Aim
Your task is to transcribe the data in full.

━━━

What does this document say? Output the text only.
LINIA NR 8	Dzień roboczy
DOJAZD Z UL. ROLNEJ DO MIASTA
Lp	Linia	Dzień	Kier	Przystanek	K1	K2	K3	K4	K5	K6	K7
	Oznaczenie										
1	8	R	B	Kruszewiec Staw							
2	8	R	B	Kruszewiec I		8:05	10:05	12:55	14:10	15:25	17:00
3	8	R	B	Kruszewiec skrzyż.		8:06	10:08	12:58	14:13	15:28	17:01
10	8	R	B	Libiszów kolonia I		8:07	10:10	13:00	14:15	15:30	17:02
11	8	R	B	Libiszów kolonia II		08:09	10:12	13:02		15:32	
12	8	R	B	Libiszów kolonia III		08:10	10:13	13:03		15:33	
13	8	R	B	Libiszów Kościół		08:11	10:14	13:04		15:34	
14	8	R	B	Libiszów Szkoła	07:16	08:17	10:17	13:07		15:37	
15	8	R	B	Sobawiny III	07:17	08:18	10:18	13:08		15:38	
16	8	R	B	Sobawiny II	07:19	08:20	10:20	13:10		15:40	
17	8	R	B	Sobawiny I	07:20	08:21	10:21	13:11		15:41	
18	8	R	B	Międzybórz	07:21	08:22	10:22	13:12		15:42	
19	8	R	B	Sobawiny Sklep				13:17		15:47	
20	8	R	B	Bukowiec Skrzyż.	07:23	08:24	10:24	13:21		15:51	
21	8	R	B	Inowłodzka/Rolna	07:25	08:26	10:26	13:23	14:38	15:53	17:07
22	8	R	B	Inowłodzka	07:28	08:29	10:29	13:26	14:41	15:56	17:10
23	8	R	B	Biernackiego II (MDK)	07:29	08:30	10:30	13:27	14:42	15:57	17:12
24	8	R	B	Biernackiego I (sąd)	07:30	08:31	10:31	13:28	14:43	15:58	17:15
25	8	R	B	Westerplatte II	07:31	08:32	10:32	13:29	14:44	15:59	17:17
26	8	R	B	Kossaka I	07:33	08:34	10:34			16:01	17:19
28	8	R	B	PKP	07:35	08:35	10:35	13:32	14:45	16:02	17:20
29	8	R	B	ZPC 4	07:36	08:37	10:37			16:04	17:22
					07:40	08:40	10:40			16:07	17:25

━━━

Correct result
What does this document say? Output the text only.
LINIA NR 8	Dzień roboczy
DOJAZD Z UL. ROLNEJ DO MIASTA
Lp	Linia	Dzień	Kier	Przystanek	K1	K2	K3	K4	K5	K6	K7
	Oznaczenie										
1	8	R	B	Kruszewiec Staw							
2	8	R	B	Kruszewiec I		8:05	10:05	12:55	14:10	15:25	17:00
3	8	R	B	Kruszewiec skrzyż.		8:06	10:08	12:58	14:13	15:28	17:01
10	8	R	B	Libiszów kolonia I		8:07	10:10	13:00	14:15	15:30	17:02
11	8	R	B	Libiszów kolonia II		08:09	10:12	13:02		15:32	
12	8	R	B	Libiszów kolonia III		08:10	10:13	13:03		15:33	
13	8	R	B	Libiszów Kościół		08:11	10:14	13:04		15:34	
14	8	R	B	Libiszów Szkoła	07:16	08:17	10:17	13:07		15:37	
15	8	R	B	Sobawiny III	07:17	08:18	10:18	13:08		15:38	
16	8	R	B	Sobawiny II	07:19	08:20	10:20	13:10		15:40	
17	8	R	B	Sobawiny I	07:20	08:21	10:21	13:11		15:41	
18	8	R	B	Międzybórz	07:21	08:22	10:22	13:12		15:42	
19	8	R	B	Sobawiny Sklep				13:17		15:47	
20	8	R	B	Bukowiec Skrzyż.	07:23	08:24	10:24	13:21		15:51	
21	8	R	B	Inowłodzka/Rolna	07:25	08:26	10:26	13:23	14:38	15:53	17:07
22	8	R	B	Inowłodzka	07:28	08:29	10:29	13:26	14:41	15:56	17:10
23	8	R	B	Biernackiego II (MDK)	07:29	08:30	10:30	13:27	14:42	15:57	17:12
24	8	R	B	Biernackiego I (sąd)	07:30	08:31	10:31	13:28	14:43	15:58	17:15
25	8	R	B	Westerplatte II	07:31	08:32	10:32	13:29	14:44	15:59	17:17
26	8	R	B	Kossaka I	07:33	08:34	10:34			16:01	17:19
28	8	R	B	PKP	07:35	08:35	10:35	13:32	14:45	16:02	17:20
29	8	R	B	ZPC 4	07:36	08:37	10:37			16:04	17:22
					07:40	08:40	10:40			16:07	17:25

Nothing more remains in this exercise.